Task: Give the total number of lines with the word "était" in them, and no other words.

BEGIN Dataset records

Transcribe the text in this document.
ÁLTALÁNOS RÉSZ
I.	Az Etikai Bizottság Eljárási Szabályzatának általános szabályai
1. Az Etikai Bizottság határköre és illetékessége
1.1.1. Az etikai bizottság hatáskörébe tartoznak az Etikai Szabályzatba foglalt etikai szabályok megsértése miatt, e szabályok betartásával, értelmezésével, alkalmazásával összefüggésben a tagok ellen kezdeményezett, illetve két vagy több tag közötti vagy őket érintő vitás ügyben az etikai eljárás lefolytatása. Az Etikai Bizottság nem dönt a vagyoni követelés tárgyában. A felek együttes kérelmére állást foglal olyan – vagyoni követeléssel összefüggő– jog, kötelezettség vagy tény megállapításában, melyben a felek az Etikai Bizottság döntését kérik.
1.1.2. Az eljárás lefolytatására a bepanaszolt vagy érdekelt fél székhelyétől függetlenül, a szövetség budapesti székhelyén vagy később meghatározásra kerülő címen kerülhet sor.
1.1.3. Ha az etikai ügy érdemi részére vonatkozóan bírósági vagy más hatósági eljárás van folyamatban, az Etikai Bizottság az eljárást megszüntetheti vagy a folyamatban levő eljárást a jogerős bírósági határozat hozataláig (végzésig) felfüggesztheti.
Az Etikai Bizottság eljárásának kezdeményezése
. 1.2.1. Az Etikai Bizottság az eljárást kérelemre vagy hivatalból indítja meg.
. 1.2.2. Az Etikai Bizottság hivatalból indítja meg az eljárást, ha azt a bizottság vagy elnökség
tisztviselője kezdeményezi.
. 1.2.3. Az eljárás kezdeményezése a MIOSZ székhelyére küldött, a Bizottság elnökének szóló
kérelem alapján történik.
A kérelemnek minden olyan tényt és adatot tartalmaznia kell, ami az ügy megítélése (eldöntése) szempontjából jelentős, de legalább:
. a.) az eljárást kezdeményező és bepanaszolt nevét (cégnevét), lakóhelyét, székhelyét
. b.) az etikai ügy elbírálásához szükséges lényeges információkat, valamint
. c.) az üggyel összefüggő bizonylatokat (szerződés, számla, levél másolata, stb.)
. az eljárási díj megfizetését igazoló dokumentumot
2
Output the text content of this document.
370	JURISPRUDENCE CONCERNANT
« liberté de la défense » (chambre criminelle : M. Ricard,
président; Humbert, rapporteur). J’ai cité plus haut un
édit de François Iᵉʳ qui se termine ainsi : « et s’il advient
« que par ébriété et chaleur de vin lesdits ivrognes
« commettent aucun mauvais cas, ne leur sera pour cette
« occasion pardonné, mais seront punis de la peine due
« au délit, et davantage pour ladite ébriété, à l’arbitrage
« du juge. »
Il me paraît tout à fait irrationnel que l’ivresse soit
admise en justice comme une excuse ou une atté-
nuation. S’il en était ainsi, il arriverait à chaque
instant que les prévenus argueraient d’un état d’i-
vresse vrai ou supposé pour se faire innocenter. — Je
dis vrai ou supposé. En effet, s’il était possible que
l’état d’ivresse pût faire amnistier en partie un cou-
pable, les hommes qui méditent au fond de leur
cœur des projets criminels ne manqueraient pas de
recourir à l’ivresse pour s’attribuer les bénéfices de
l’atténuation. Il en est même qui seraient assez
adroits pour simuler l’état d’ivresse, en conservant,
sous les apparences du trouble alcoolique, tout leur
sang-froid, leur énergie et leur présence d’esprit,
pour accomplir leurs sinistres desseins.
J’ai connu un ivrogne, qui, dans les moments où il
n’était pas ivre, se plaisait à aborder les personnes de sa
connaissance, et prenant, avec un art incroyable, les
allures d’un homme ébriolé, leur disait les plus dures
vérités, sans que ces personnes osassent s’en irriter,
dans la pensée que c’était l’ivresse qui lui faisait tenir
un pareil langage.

END Dataset records

Reply to the task: 4